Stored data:
+++

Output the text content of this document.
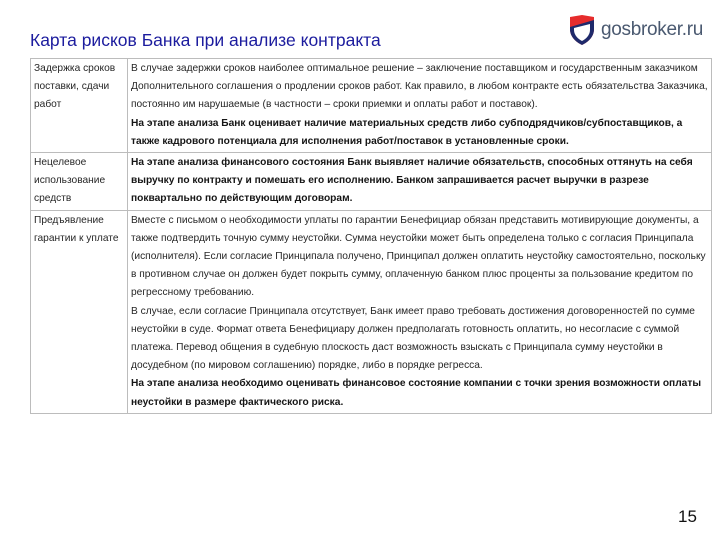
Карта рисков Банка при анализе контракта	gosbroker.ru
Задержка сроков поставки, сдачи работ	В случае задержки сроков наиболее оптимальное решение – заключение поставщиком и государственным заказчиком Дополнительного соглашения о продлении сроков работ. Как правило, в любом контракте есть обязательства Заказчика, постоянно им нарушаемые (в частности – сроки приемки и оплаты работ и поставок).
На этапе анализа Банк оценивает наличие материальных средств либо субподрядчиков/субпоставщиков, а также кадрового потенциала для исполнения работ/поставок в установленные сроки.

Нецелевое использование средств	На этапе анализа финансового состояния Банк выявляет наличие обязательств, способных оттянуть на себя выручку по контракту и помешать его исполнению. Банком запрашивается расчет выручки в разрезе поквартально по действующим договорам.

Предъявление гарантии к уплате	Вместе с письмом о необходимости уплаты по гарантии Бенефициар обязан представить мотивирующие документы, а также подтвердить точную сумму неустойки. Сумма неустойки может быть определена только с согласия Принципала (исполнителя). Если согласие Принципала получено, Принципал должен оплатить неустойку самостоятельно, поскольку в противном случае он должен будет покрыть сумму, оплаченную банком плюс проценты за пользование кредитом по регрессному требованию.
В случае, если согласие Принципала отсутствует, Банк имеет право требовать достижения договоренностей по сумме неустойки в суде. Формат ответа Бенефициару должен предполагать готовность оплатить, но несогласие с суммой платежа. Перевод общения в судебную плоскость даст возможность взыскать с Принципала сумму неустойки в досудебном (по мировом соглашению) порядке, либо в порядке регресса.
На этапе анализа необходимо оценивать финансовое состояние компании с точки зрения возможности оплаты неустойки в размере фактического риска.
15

+++

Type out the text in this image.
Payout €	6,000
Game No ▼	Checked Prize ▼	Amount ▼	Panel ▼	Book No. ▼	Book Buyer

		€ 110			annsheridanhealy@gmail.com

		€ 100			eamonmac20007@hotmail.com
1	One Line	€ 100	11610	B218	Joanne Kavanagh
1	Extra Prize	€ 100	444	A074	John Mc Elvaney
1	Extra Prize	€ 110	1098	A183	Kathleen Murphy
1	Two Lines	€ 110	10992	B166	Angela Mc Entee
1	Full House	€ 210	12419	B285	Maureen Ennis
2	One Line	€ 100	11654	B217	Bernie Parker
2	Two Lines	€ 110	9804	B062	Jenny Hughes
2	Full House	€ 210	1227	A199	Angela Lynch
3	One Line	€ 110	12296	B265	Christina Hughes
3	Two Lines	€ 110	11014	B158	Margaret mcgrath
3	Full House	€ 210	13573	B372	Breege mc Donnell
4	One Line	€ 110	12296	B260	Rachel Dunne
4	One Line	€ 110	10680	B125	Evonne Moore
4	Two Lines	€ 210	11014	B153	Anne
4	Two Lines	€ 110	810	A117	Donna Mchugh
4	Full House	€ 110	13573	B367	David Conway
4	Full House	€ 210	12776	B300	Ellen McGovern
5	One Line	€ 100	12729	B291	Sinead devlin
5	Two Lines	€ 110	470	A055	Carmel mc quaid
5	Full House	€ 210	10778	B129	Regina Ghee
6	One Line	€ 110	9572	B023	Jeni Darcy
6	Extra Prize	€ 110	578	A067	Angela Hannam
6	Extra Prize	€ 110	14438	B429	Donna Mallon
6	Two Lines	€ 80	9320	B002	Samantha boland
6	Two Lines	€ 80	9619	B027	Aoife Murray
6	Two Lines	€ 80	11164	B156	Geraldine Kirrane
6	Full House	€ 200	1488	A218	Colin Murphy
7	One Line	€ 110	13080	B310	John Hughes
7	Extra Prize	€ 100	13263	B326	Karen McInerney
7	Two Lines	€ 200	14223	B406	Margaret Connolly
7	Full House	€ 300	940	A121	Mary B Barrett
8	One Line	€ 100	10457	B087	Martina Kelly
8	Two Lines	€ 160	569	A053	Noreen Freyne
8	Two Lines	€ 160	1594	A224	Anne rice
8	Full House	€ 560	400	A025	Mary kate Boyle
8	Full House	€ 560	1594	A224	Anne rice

+++

* What is expected
Where does the word "text" appear? Return each line that holds it.

* Task output
Output the text content of this document.
Type out the text in this image.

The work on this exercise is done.